▶ [AIM]
Drop the pictures, then extract the listing word for word.

▶ [INFORMATION SHOWN]
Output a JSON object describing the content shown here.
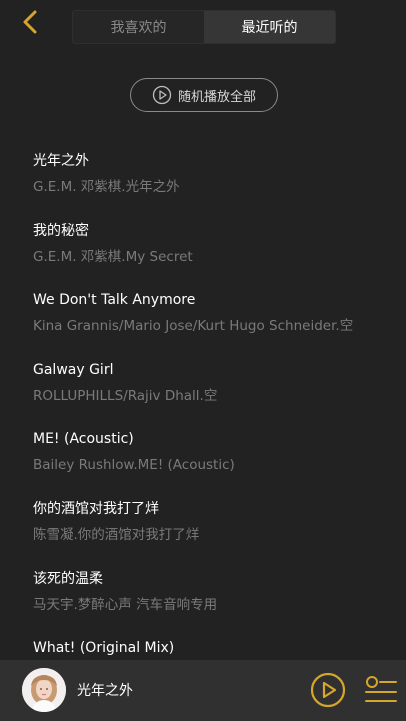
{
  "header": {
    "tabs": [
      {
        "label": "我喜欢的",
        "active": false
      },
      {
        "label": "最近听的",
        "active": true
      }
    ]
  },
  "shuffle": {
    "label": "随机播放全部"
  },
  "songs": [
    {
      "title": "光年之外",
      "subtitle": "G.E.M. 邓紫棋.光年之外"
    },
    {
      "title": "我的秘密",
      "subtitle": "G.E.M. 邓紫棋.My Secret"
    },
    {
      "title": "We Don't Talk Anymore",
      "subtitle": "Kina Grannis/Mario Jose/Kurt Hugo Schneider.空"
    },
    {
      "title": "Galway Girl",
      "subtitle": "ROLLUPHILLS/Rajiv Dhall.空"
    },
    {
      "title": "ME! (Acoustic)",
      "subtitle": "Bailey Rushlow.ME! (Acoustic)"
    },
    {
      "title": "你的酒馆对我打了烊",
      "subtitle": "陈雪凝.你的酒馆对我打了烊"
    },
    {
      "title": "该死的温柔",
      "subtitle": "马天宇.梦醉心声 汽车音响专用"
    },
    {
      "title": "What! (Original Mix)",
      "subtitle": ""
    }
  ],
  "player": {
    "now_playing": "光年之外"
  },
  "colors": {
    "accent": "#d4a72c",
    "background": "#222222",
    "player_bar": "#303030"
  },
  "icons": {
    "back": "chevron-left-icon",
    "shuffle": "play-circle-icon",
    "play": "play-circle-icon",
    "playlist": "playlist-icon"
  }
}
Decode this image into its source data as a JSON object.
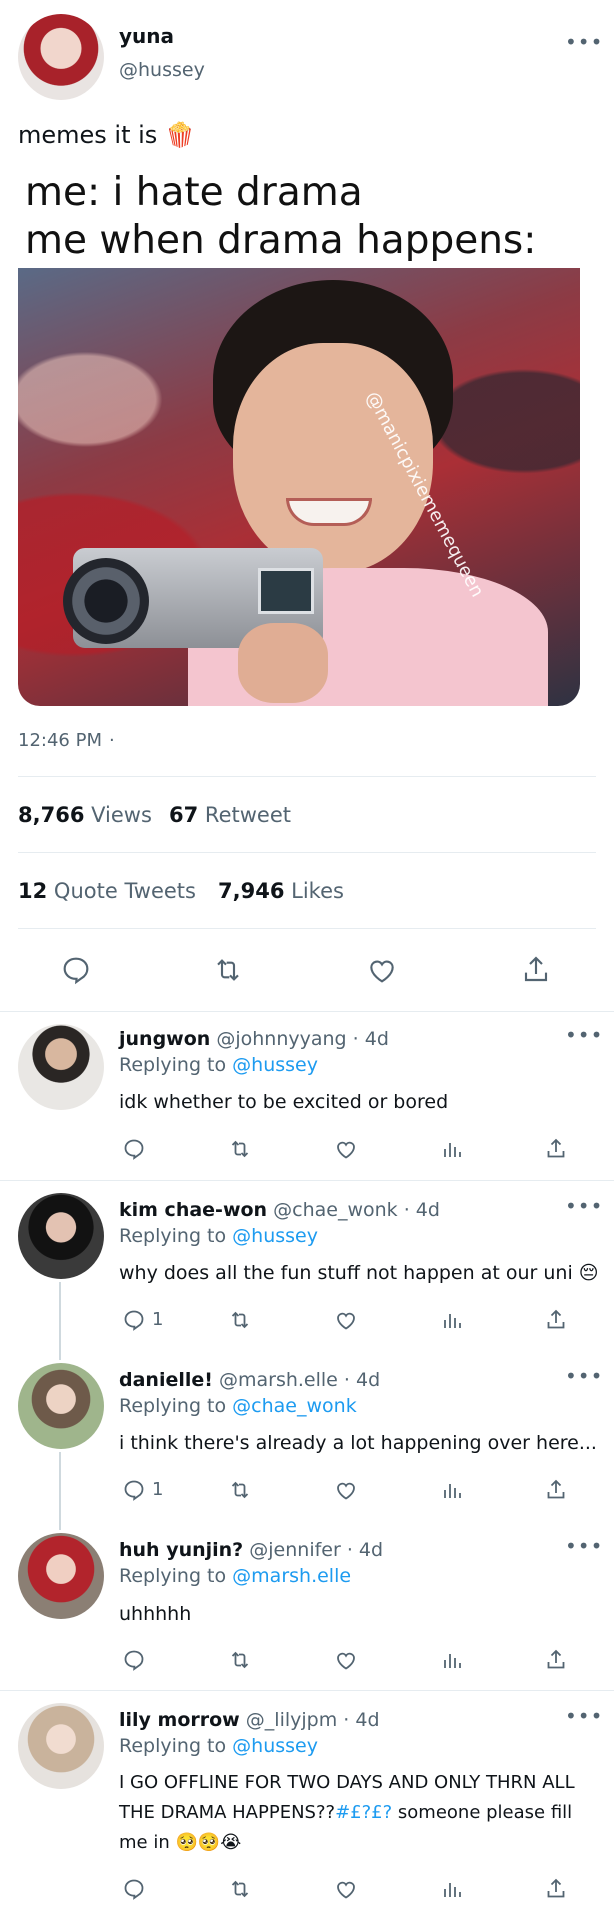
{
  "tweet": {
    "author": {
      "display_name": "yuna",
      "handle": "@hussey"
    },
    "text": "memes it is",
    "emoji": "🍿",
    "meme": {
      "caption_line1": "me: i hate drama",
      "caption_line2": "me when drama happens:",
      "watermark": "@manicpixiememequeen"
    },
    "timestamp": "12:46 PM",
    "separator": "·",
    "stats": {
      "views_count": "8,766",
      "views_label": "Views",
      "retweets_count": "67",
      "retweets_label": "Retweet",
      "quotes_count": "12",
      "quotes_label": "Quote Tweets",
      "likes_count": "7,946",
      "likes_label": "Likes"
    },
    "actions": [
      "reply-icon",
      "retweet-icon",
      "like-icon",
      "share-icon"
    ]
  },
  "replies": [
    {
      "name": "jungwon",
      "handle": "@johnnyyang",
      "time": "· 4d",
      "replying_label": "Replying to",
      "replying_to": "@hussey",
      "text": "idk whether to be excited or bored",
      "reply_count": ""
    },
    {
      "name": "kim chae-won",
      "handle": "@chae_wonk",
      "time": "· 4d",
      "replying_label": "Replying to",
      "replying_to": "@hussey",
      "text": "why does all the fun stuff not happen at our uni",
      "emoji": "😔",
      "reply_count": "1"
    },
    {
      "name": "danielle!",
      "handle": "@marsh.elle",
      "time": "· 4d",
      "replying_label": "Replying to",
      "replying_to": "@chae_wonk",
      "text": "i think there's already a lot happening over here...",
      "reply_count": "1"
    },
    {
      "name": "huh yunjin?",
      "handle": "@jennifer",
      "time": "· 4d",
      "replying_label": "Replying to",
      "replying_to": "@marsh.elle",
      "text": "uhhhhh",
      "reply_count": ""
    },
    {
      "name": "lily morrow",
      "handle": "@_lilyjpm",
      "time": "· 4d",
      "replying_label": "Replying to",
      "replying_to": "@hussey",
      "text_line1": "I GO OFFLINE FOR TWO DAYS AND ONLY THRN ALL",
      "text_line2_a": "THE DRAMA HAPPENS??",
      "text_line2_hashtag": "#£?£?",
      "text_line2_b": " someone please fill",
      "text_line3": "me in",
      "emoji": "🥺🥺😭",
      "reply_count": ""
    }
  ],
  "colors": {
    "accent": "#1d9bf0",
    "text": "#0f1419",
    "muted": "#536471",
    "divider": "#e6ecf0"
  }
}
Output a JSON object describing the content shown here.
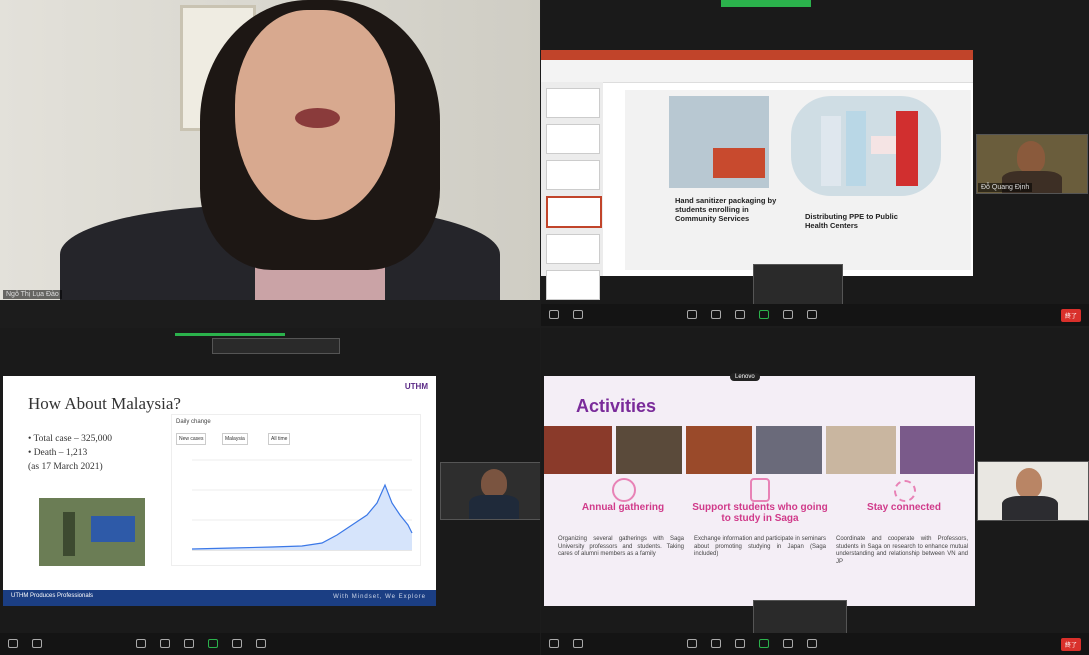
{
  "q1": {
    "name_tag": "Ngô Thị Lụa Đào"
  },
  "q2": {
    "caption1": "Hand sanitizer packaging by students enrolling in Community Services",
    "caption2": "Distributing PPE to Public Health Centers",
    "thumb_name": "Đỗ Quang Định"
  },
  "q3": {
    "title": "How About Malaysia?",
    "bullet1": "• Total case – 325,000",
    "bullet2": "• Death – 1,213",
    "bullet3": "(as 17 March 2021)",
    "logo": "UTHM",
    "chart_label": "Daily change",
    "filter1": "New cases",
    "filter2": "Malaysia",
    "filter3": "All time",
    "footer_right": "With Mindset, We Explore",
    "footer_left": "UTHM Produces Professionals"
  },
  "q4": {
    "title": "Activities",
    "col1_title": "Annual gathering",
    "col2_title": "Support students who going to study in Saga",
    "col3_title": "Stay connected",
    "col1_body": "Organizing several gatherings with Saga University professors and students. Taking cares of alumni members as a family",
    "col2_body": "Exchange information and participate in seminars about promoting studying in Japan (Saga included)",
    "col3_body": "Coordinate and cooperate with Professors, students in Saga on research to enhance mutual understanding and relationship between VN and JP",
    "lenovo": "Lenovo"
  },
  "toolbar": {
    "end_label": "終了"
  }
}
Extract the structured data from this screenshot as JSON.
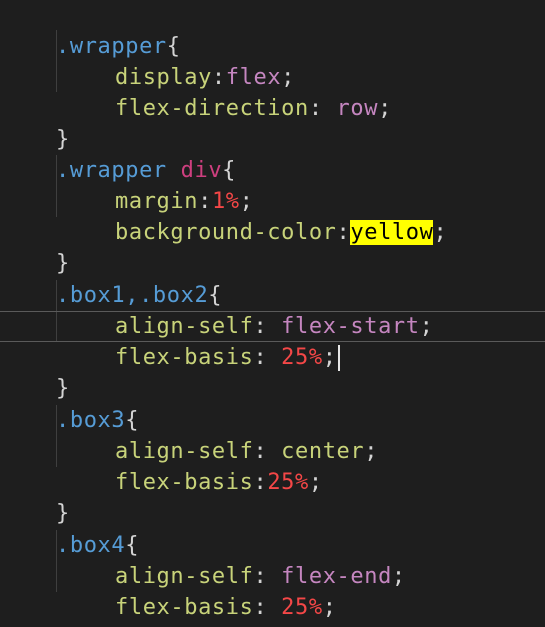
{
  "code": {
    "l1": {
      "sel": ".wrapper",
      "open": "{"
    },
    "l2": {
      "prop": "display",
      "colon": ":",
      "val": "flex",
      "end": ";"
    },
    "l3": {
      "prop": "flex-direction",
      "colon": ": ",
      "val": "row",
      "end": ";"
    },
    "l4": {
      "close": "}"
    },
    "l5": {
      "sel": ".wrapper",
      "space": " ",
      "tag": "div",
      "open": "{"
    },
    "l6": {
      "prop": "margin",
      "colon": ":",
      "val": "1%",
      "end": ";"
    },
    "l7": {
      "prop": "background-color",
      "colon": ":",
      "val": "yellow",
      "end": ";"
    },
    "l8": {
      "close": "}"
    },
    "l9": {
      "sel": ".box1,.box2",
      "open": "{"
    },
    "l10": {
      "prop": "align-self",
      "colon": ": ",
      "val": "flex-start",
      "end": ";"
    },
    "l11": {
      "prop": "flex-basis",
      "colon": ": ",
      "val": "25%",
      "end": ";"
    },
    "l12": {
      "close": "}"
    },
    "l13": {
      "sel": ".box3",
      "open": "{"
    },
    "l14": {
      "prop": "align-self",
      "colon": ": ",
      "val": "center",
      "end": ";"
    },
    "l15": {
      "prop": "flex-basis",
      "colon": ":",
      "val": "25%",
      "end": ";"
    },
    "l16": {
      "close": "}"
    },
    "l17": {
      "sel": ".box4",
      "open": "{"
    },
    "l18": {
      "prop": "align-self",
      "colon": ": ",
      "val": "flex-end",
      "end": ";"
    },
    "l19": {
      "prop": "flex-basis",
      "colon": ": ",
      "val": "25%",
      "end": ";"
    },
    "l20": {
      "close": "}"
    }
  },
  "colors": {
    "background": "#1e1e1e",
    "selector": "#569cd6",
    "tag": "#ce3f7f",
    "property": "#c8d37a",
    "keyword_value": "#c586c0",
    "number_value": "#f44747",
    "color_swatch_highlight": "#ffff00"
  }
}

▶ [RESULT OF THE TASK]
Output a JSON object describing the content shown here.
{
  "header": {
    "tabs": [
      {
        "label": "我喜欢的",
        "active": false
      },
      {
        "label": "最近听的",
        "active": true
      }
    ]
  },
  "shuffle": {
    "label": "随机播放全部"
  },
  "songs": [
    {
      "title": "光年之外",
      "subtitle": "G.E.M. 邓紫棋.光年之外"
    },
    {
      "title": "我的秘密",
      "subtitle": "G.E.M. 邓紫棋.My Secret"
    },
    {
      "title": "We Don't Talk Anymore",
      "subtitle": "Kina Grannis/Mario Jose/Kurt Hugo Schneider.空"
    },
    {
      "title": "Galway Girl",
      "subtitle": "ROLLUPHILLS/Rajiv Dhall.空"
    },
    {
      "title": "ME! (Acoustic)",
      "subtitle": "Bailey Rushlow.ME! (Acoustic)"
    },
    {
      "title": "你的酒馆对我打了烊",
      "subtitle": "陈雪凝.你的酒馆对我打了烊"
    },
    {
      "title": "该死的温柔",
      "subtitle": "马天宇.梦醉心声 汽车音响专用"
    },
    {
      "title": "What! (Original Mix)",
      "subtitle": ""
    }
  ],
  "player": {
    "now_playing": "光年之外"
  },
  "colors": {
    "accent": "#d4a72c",
    "background": "#222222",
    "player_bar": "#303030"
  },
  "icons": {
    "back": "chevron-left-icon",
    "shuffle": "play-circle-icon",
    "play": "play-circle-icon",
    "playlist": "playlist-icon"
  }
}
Decode this image into its source data as a JSON object.
{
  "tweet": {
    "author": {
      "display_name": "yuna",
      "handle": "@hussey"
    },
    "text": "memes it is",
    "emoji": "🍿",
    "meme": {
      "caption_line1": "me: i hate drama",
      "caption_line2": "me when drama happens:",
      "watermark": "@manicpixiememequeen"
    },
    "timestamp": "12:46 PM",
    "separator": "·",
    "stats": {
      "views_count": "8,766",
      "views_label": "Views",
      "retweets_count": "67",
      "retweets_label": "Retweet",
      "quotes_count": "12",
      "quotes_label": "Quote Tweets",
      "likes_count": "7,946",
      "likes_label": "Likes"
    },
    "actions": [
      "reply-icon",
      "retweet-icon",
      "like-icon",
      "share-icon"
    ]
  },
  "replies": [
    {
      "name": "jungwon",
      "handle": "@johnnyyang",
      "time": "· 4d",
      "replying_label": "Replying to",
      "replying_to": "@hussey",
      "text": "idk whether to be excited or bored",
      "reply_count": ""
    },
    {
      "name": "kim chae-won",
      "handle": "@chae_wonk",
      "time": "· 4d",
      "replying_label": "Replying to",
      "replying_to": "@hussey",
      "text": "why does all the fun stuff not happen at our uni",
      "emoji": "😔",
      "reply_count": "1"
    },
    {
      "name": "danielle!",
      "handle": "@marsh.elle",
      "time": "· 4d",
      "replying_label": "Replying to",
      "replying_to": "@chae_wonk",
      "text": "i think there's already a lot happening over here...",
      "reply_count": "1"
    },
    {
      "name": "huh yunjin?",
      "handle": "@jennifer",
      "time": "· 4d",
      "replying_label": "Replying to",
      "replying_to": "@marsh.elle",
      "text": "uhhhhh",
      "reply_count": ""
    },
    {
      "name": "lily morrow",
      "handle": "@_lilyjpm",
      "time": "· 4d",
      "replying_label": "Replying to",
      "replying_to": "@hussey",
      "text_line1": "I GO OFFLINE FOR TWO DAYS AND ONLY THRN ALL",
      "text_line2_a": "THE DRAMA HAPPENS??",
      "text_line2_hashtag": "#£?£?",
      "text_line2_b": " someone please fill",
      "text_line3": "me in",
      "emoji": "🥺🥺😭",
      "reply_count": ""
    }
  ],
  "colors": {
    "accent": "#1d9bf0",
    "text": "#0f1419",
    "muted": "#536471",
    "divider": "#e6ecf0"
  }
}
Output a JSON object describing the content shown here.
{
  "q1": {
    "name_tag": "Ngô Thị Lụa Đào"
  },
  "q2": {
    "caption1": "Hand sanitizer packaging by students enrolling in Community Services",
    "caption2": "Distributing PPE to Public Health Centers",
    "thumb_name": "Đỗ Quang Định"
  },
  "q3": {
    "title": "How About Malaysia?",
    "bullet1": "• Total case – 325,000",
    "bullet2": "• Death – 1,213",
    "bullet3": "(as 17 March 2021)",
    "logo": "UTHM",
    "chart_label": "Daily change",
    "filter1": "New cases",
    "filter2": "Malaysia",
    "filter3": "All time",
    "footer_right": "With Mindset, We Explore",
    "footer_left": "UTHM Produces Professionals"
  },
  "q4": {
    "title": "Activities",
    "col1_title": "Annual gathering",
    "col2_title": "Support students who going to study in Saga",
    "col3_title": "Stay connected",
    "col1_body": "Organizing several gatherings with Saga University professors and students. Taking cares of alumni members as a family",
    "col2_body": "Exchange information and participate in seminars about promoting studying in Japan (Saga included)",
    "col3_body": "Coordinate and cooperate with Professors, students in Saga on research to enhance mutual understanding and relationship between VN and JP",
    "lenovo": "Lenovo"
  },
  "toolbar": {
    "end_label": "終了"
  }
}
Extract the structured data from this screenshot as JSON.
{
  "code": {
    "l1": {
      "sel": ".wrapper",
      "open": "{"
    },
    "l2": {
      "prop": "display",
      "colon": ":",
      "val": "flex",
      "end": ";"
    },
    "l3": {
      "prop": "flex-direction",
      "colon": ": ",
      "val": "row",
      "end": ";"
    },
    "l4": {
      "close": "}"
    },
    "l5": {
      "sel": ".wrapper",
      "space": " ",
      "tag": "div",
      "open": "{"
    },
    "l6": {
      "prop": "margin",
      "colon": ":",
      "val": "1%",
      "end": ";"
    },
    "l7": {
      "prop": "background-color",
      "colon": ":",
      "val": "yellow",
      "end": ";"
    },
    "l8": {
      "close": "}"
    },
    "l9": {
      "sel": ".box1,.box2",
      "open": "{"
    },
    "l10": {
      "prop": "align-self",
      "colon": ": ",
      "val": "flex-start",
      "end": ";"
    },
    "l11": {
      "prop": "flex-basis",
      "colon": ": ",
      "val": "25%",
      "end": ";"
    },
    "l12": {
      "close": "}"
    },
    "l13": {
      "sel": ".box3",
      "open": "{"
    },
    "l14": {
      "prop": "align-self",
      "colon": ": ",
      "val": "center",
      "end": ";"
    },
    "l15": {
      "prop": "flex-basis",
      "colon": ":",
      "val": "25%",
      "end": ";"
    },
    "l16": {
      "close": "}"
    },
    "l17": {
      "sel": ".box4",
      "open": "{"
    },
    "l18": {
      "prop": "align-self",
      "colon": ": ",
      "val": "flex-end",
      "end": ";"
    },
    "l19": {
      "prop": "flex-basis",
      "colon": ": ",
      "val": "25%",
      "end": ";"
    },
    "l20": {
      "close": "}"
    }
  },
  "colors": {
    "background": "#1e1e1e",
    "selector": "#569cd6",
    "tag": "#ce3f7f",
    "property": "#c8d37a",
    "keyword_value": "#c586c0",
    "number_value": "#f44747",
    "color_swatch_highlight": "#ffff00"
  }
}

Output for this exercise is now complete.